WORK REQUIRED: Repeat the lines below exactly as they appear, but leave out the images.

EXERCISE DATA:

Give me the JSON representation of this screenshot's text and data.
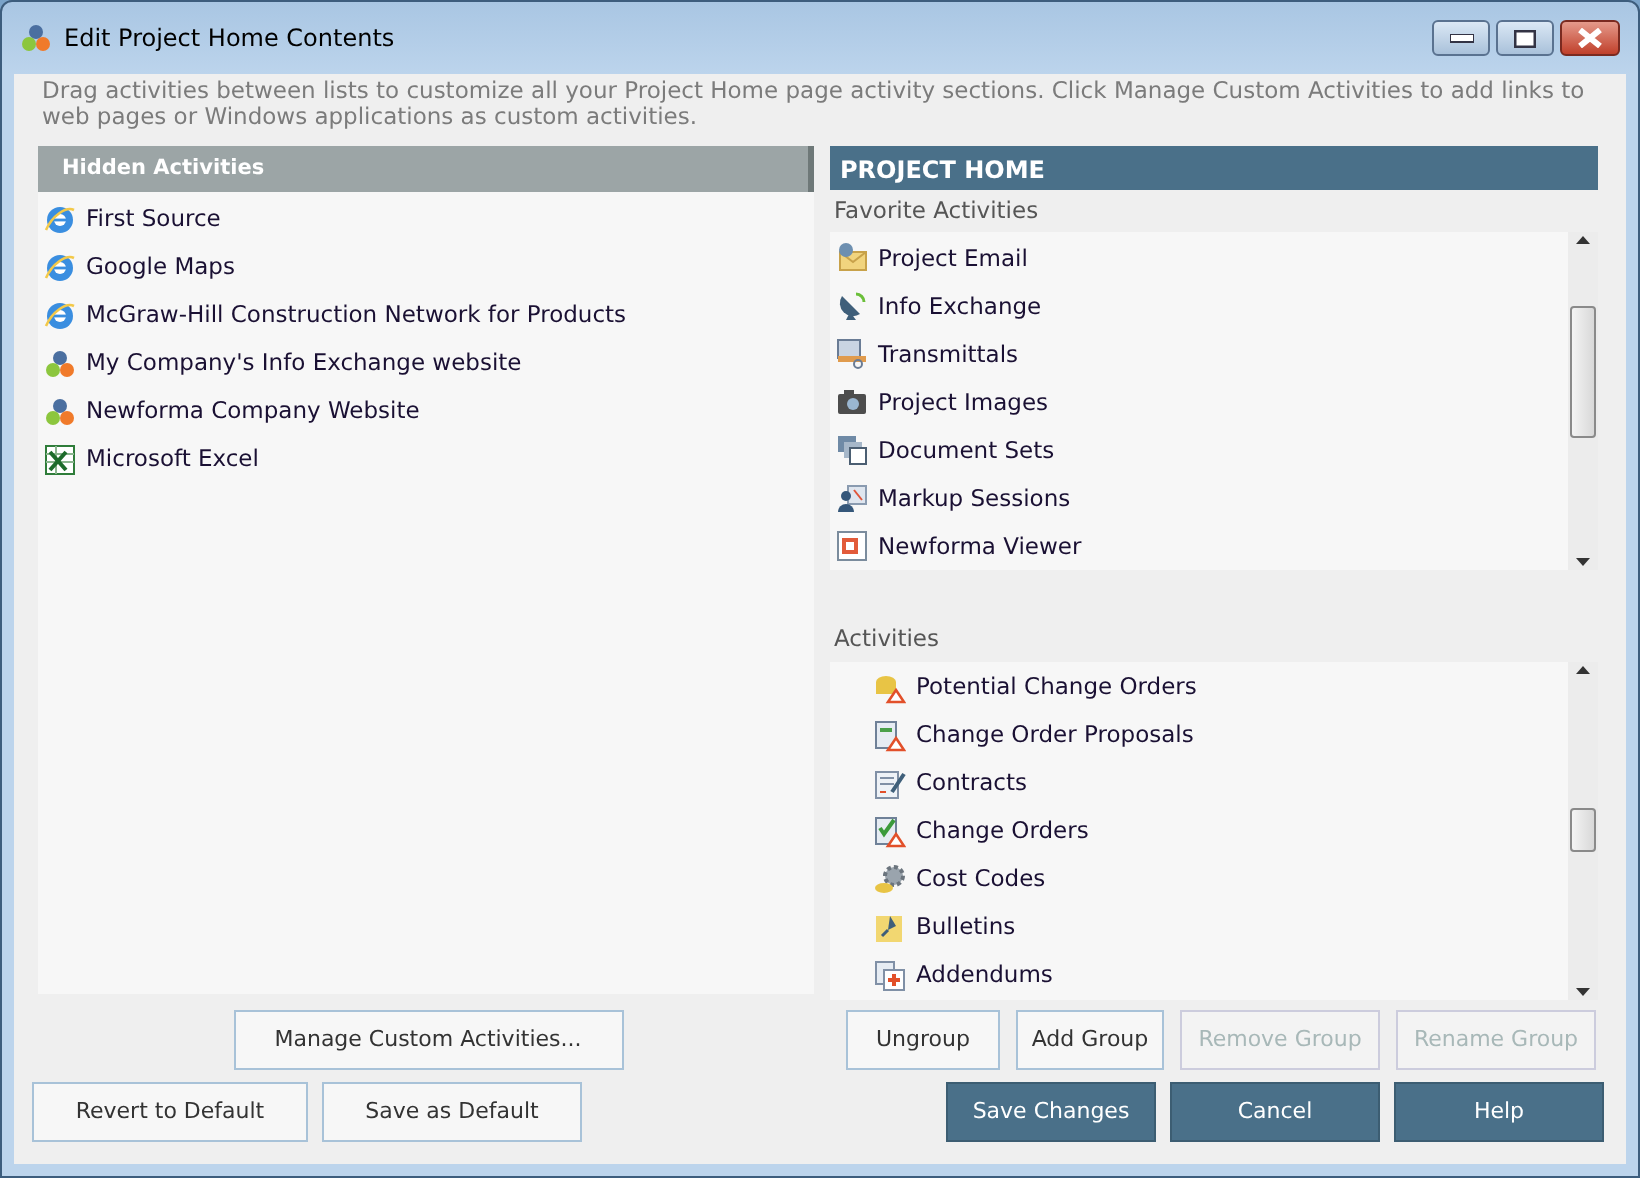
{
  "window": {
    "title": "Edit Project Home Contents"
  },
  "instructions": "Drag activities between lists to customize all your Project Home page activity sections.  Click Manage Custom Activities to add links to web pages or Windows applications as custom activities.",
  "hidden_activities": {
    "title": "Hidden Activities",
    "items": [
      {
        "label": "First Source",
        "kind": "browser"
      },
      {
        "label": "Google Maps",
        "kind": "browser"
      },
      {
        "label": "McGraw-Hill Construction Network for Products",
        "kind": "browser"
      },
      {
        "label": "My Company's Info Exchange website",
        "kind": "circles"
      },
      {
        "label": "Newforma Company Website",
        "kind": "circles"
      },
      {
        "label": "Microsoft Excel",
        "kind": "spreadsheet"
      }
    ]
  },
  "project_home": {
    "title": "PROJECT HOME",
    "favorites": {
      "title": "Favorite Activities",
      "items": [
        {
          "label": "Project Email",
          "kind": "envelope"
        },
        {
          "label": "Info Exchange",
          "kind": "dish"
        },
        {
          "label": "Transmittals",
          "kind": "tray"
        },
        {
          "label": "Project Images",
          "kind": "camera"
        },
        {
          "label": "Document Sets",
          "kind": "windows"
        },
        {
          "label": "Markup Sessions",
          "kind": "people"
        },
        {
          "label": "Newforma Viewer",
          "kind": "viewer"
        }
      ]
    },
    "activities": {
      "title": "Activities",
      "items": [
        {
          "label": "Potential Change Orders",
          "kind": "coins-warning"
        },
        {
          "label": "Change Order Proposals",
          "kind": "doc-warning"
        },
        {
          "label": "Contracts",
          "kind": "contract"
        },
        {
          "label": "Change Orders",
          "kind": "check-warning"
        },
        {
          "label": "Cost Codes",
          "kind": "gear"
        },
        {
          "label": "Bulletins",
          "kind": "note"
        },
        {
          "label": "Addendums",
          "kind": "doc-plus"
        }
      ]
    }
  },
  "buttons": [
    {
      "label": "Manage Custom Activities...",
      "kind": "plain",
      "disabled": false
    },
    {
      "label": "Ungroup",
      "kind": "plain",
      "disabled": false
    },
    {
      "label": "Add Group",
      "kind": "plain",
      "disabled": false
    },
    {
      "label": "Remove Group",
      "kind": "plain",
      "disabled": true
    },
    {
      "label": "Rename Group",
      "kind": "plain",
      "disabled": true
    },
    {
      "label": "Revert to Default",
      "kind": "plain",
      "disabled": false
    },
    {
      "label": "Save as Default",
      "kind": "plain",
      "disabled": false
    },
    {
      "label": "Save Changes",
      "kind": "primary",
      "disabled": false
    },
    {
      "label": "Cancel",
      "kind": "primary",
      "disabled": false
    },
    {
      "label": "Help",
      "kind": "primary",
      "disabled": false
    }
  ]
}
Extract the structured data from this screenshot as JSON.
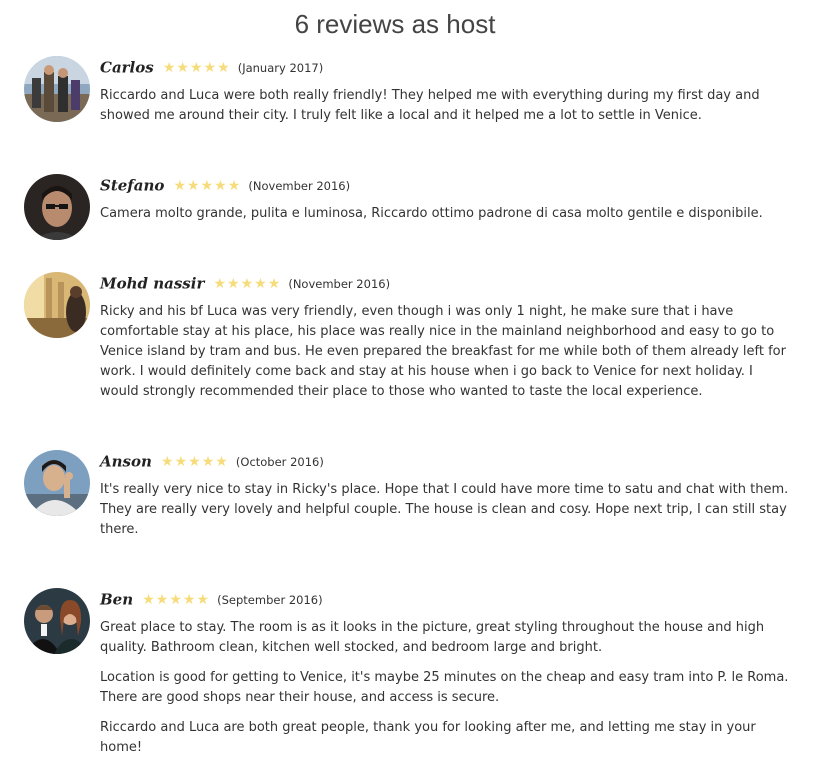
{
  "heading": "6 reviews as host",
  "colors": {
    "star": "#f6dc7a",
    "text": "#333333"
  },
  "reviews": [
    {
      "name": "Carlos",
      "rating": 5,
      "date": "(January 2017)",
      "paragraphs": [
        "Riccardo and Luca were both really friendly! They helped me with everything during my first day and showed me around their city. I truly felt like a local and it helped me a lot to settle in Venice."
      ]
    },
    {
      "name": "Stefano",
      "rating": 5,
      "date": "(November 2016)",
      "paragraphs": [
        "Camera molto grande, pulita e luminosa, Riccardo ottimo padrone di casa molto gentile e disponibile."
      ]
    },
    {
      "name": "Mohd nassir",
      "rating": 5,
      "date": "(November 2016)",
      "paragraphs": [
        "Ricky and his bf Luca was very friendly, even though i was only 1 night, he make sure that i have comfortable stay at his place, his place was really nice in the mainland neighborhood and easy to go to Venice island by tram and bus. He even prepared the breakfast for me while both of them already left for work. I would definitely come back and stay at his house when i go back to Venice for next holiday. I would strongly recommended their place to those who wanted to taste the local experience."
      ]
    },
    {
      "name": "Anson",
      "rating": 5,
      "date": "(October 2016)",
      "paragraphs": [
        "It's really very nice to stay in Ricky's place. Hope that I could have more time to satu and chat with them. They are really very lovely and helpful couple. The house is clean and cosy. Hope next trip, I can still stay there."
      ]
    },
    {
      "name": "Ben",
      "rating": 5,
      "date": "(September 2016)",
      "paragraphs": [
        "Great place to stay. The room is as it looks in the picture, great styling throughout the house and high quality. Bathroom clean, kitchen well stocked, and bedroom large and bright.",
        "Location is good for getting to Venice, it's maybe 25 minutes on the cheap and easy tram into P. le Roma. There are good shops near their house, and access is secure.",
        "Riccardo and Luca are both great people, thank you for looking after me, and letting me stay in your home!"
      ]
    }
  ]
}
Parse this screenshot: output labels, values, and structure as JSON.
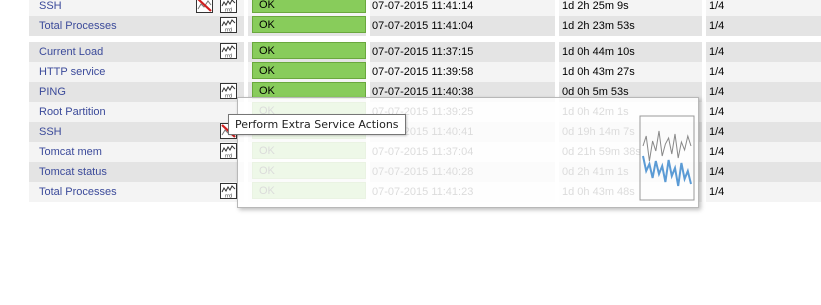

EXPECTED ANSWER:
Give me the JSON representation of this screenshot's text and data.
{
  "window": {
    "title": "Edit Project Home Contents"
  },
  "instructions": "Drag activities between lists to customize all your Project Home page activity sections.  Click Manage Custom Activities to add links to web pages or Windows applications as custom activities.",
  "hidden_activities": {
    "title": "Hidden Activities",
    "items": [
      {
        "label": "First Source",
        "kind": "browser"
      },
      {
        "label": "Google Maps",
        "kind": "browser"
      },
      {
        "label": "McGraw-Hill Construction Network for Products",
        "kind": "browser"
      },
      {
        "label": "My Company's Info Exchange website",
        "kind": "circles"
      },
      {
        "label": "Newforma Company Website",
        "kind": "circles"
      },
      {
        "label": "Microsoft Excel",
        "kind": "spreadsheet"
      }
    ]
  },
  "project_home": {
    "title": "PROJECT HOME",
    "favorites": {
      "title": "Favorite Activities",
      "items": [
        {
          "label": "Project Email",
          "kind": "envelope"
        },
        {
          "label": "Info Exchange",
          "kind": "dish"
        },
        {
          "label": "Transmittals",
          "kind": "tray"
        },
        {
          "label": "Project Images",
          "kind": "camera"
        },
        {
          "label": "Document Sets",
          "kind": "windows"
        },
        {
          "label": "Markup Sessions",
          "kind": "people"
        },
        {
          "label": "Newforma Viewer",
          "kind": "viewer"
        }
      ]
    },
    "activities": {
      "title": "Activities",
      "items": [
        {
          "label": "Potential Change Orders",
          "kind": "coins-warning"
        },
        {
          "label": "Change Order Proposals",
          "kind": "doc-warning"
        },
        {
          "label": "Contracts",
          "kind": "contract"
        },
        {
          "label": "Change Orders",
          "kind": "check-warning"
        },
        {
          "label": "Cost Codes",
          "kind": "gear"
        },
        {
          "label": "Bulletins",
          "kind": "note"
        },
        {
          "label": "Addendums",
          "kind": "doc-plus"
        }
      ]
    }
  },
  "buttons": [
    {
      "label": "Manage Custom Activities...",
      "kind": "plain",
      "disabled": false
    },
    {
      "label": "Ungroup",
      "kind": "plain",
      "disabled": false
    },
    {
      "label": "Add Group",
      "kind": "plain",
      "disabled": false
    },
    {
      "label": "Remove Group",
      "kind": "plain",
      "disabled": true
    },
    {
      "label": "Rename Group",
      "kind": "plain",
      "disabled": true
    },
    {
      "label": "Revert to Default",
      "kind": "plain",
      "disabled": false
    },
    {
      "label": "Save as Default",
      "kind": "plain",
      "disabled": false
    },
    {
      "label": "Save Changes",
      "kind": "primary",
      "disabled": false
    },
    {
      "label": "Cancel",
      "kind": "primary",
      "disabled": false
    },
    {
      "label": "Help",
      "kind": "primary",
      "disabled": false
    }
  ]
}
Extract the structured data from this screenshot as JSON.
{
  "heading": "6 reviews as host",
  "colors": {
    "star": "#f6dc7a",
    "text": "#333333"
  },
  "reviews": [
    {
      "name": "Carlos",
      "rating": 5,
      "date": "(January 2017)",
      "paragraphs": [
        "Riccardo and Luca were both really friendly! They helped me with everything during my first day and showed me around their city. I truly felt like a local and it helped me a lot to settle in Venice."
      ]
    },
    {
      "name": "Stefano",
      "rating": 5,
      "date": "(November 2016)",
      "paragraphs": [
        "Camera molto grande, pulita e luminosa, Riccardo ottimo padrone di casa molto gentile e disponibile."
      ]
    },
    {
      "name": "Mohd nassir",
      "rating": 5,
      "date": "(November 2016)",
      "paragraphs": [
        "Ricky and his bf Luca was very friendly, even though i was only 1 night, he make sure that i have comfortable stay at his place, his place was really nice in the mainland neighborhood and easy to go to Venice island by tram and bus. He even prepared the breakfast for me while both of them already left for work. I would definitely come back and stay at his house when i go back to Venice for next holiday. I would strongly recommended their place to those who wanted to taste the local experience."
      ]
    },
    {
      "name": "Anson",
      "rating": 5,
      "date": "(October 2016)",
      "paragraphs": [
        "It's really very nice to stay in Ricky's place. Hope that I could have more time to satu and chat with them. They are really very lovely and helpful couple. The house is clean and cosy. Hope next trip, I can still stay there."
      ]
    },
    {
      "name": "Ben",
      "rating": 5,
      "date": "(September 2016)",
      "paragraphs": [
        "Great place to stay. The room is as it looks in the picture, great styling throughout the house and high quality. Bathroom clean, kitchen well stocked, and bedroom large and bright.",
        "Location is good for getting to Venice, it's maybe 25 minutes on the cheap and easy tram into P. le Roma. There are good shops near their house, and access is secure.",
        "Riccardo and Luca are both great people, thank you for looking after me, and letting me stay in your home!"
      ]
    }
  ]
}
Parse this screenshot: output labels, values, and structure as JSON.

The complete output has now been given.